### Document excerpt
-.-.-

Oh, if only we could be amused so easily – again!

It is a fearsome thing to be left alone with a modern, growing child.
How can you save him/her from being bored?
The first thing one of them asked me the other day, was, “Have you got Netflix?”
“No!” I said.
This was – naturally – greeted with a long face.
I wanted to explain that I preferred a book to a movie. Or, if I wanted to be really true to myself, do something physical. But I – I held my peace as my excuses would have been lame ones.
Anyway, what would have been the point of arguing? Whatever I said would sound boring. Netflix and other major international players on the Internet have sewn up the entertainment business. They know how to make videos appear “inter-active” without being actually so. The young people they captivate with their presentations are fooled into believing that it is THEY doing this or that on the screen!
The sophisticated nature of modern entertainment platforms for children naturally took me back to my own days as a kid. I must admit that we too were addicted to moving pictures.
But our movies weren’t shown to us at home. They travelled to us by way of a “cinema van” which was so unusual in shape that they looked as if they would fall down when negotiating a bend.
We were so fascinated by the misshapen body of the cinema vans that when we wanted to insult a playmate we would say, “Wo ti tenten se sini!” “Your head is as long as a cinema van!” (To us, the whole contraption – the unusual van and its strange equipment – was known as “sini”.)

-.-.-

### Given problem 1
Answer these questions from the essay on cinema vans:
(a) What was the first thing the child asked the writer?
(b) Which two things does the writer prefer to a movie?
(c) What name did the writer and the other children give to the cinema van and its equipment together?
### Given problem 2
Carry on the essay on cinema vans, starting right after its last sentence.
The entries have no connection to the essay on cinema vans.

### Data excerpts
-.-.-

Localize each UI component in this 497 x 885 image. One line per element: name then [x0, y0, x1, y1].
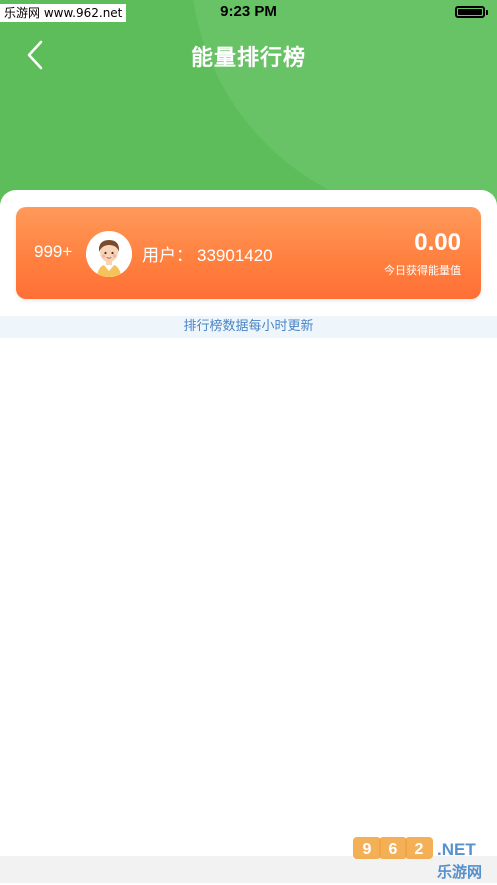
user-id: 33901420	[197, 246, 273, 265]
rank-number: 999+	[34, 242, 73, 261]
page-title: 能量排行榜	[190, 46, 306, 71]
site-watermark-logo: 9 6 2 .NET 乐游网	[351, 833, 491, 881]
my-rank-card: 999+ 用户： 33901420 0.00 今日获得能量值	[16, 207, 481, 299]
navigation-bar: 能量排行榜	[0, 30, 497, 80]
battery-icon	[455, 6, 488, 18]
battery-fill	[458, 9, 482, 15]
svg-text:2: 2	[415, 841, 424, 858]
user-info: 用户： 33901420	[142, 241, 273, 266]
battery-nub	[486, 10, 488, 15]
status-bar: 乐游网 www.962.net 9:23 PM	[0, 0, 497, 26]
svg-text:.NET: .NET	[437, 840, 476, 859]
svg-text:乐游网: 乐游网	[437, 863, 482, 881]
svg-text:6: 6	[389, 841, 398, 858]
update-notice: 排行榜数据每小时更新	[0, 316, 497, 338]
energy-value: 0.00	[414, 229, 461, 256]
watermark-logo-image: 9 6 2 .NET 乐游网	[353, 837, 482, 881]
status-time: 9:23 PM	[220, 3, 277, 20]
user-label-prefix: 用户：	[142, 246, 193, 266]
avatar-image	[86, 231, 132, 277]
svg-text:9: 9	[363, 841, 372, 858]
energy-label: 今日获得能量值	[384, 264, 461, 277]
avatar	[86, 231, 132, 277]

-.-.-

### Task response 1
(a) "Have you got Netflix?"
(b) A book, or doing something physical.
(c) "Sini".

### Task response 2
The cinema vans usually parked on a football field, and long before it was ready to “perform”, we kids would arrange ourselves neatly in front of its large, white screen. Waiting for the show had its own drama. If you were not lucky and you

sat next to a chap with a weak bladder, you would find that your feet were getting wet! Wast t raining – or even drizzling? No! The guy next to you would have pee’d! But you couldn’t protest without provoking a fight with him, and if you fought, both of you might be thrown out of the show!
The shows were ok – mainly propaganda films aimed at teaching us hygiene and that sort of thing. The cinema commentators were an entertainment in themselves. I remember vividly one of them telling us, as a man went stealthily into the bush to do his “business”, “Koo na oreko no ooo! Oreko ne!” [There goes Charlieman! He’s going off – to relieve himself!”]We laughed and laughed at such “witticisms” although we ourselves or people we knew, commonly did the same thing the cinema commentator was ridiculing.
But what the commentators amused us with was child’s play, compared to the “comedies” they usually showed us before the main event. In my day, Charlie Chaplin was king of the “comedies.” The way he walked, with his outsize shoes which made him look permanently drunk; the clever way in which he was able to get the better of opponents more strongly-built than himself; how he avoided being caught by policemen who were chasing him after he had escaped from prison! We just laughed and laughed and laughed. Charlie Chaplin’s name, in fact, became synonymous with being able to use clever tricks to outwit an opponent.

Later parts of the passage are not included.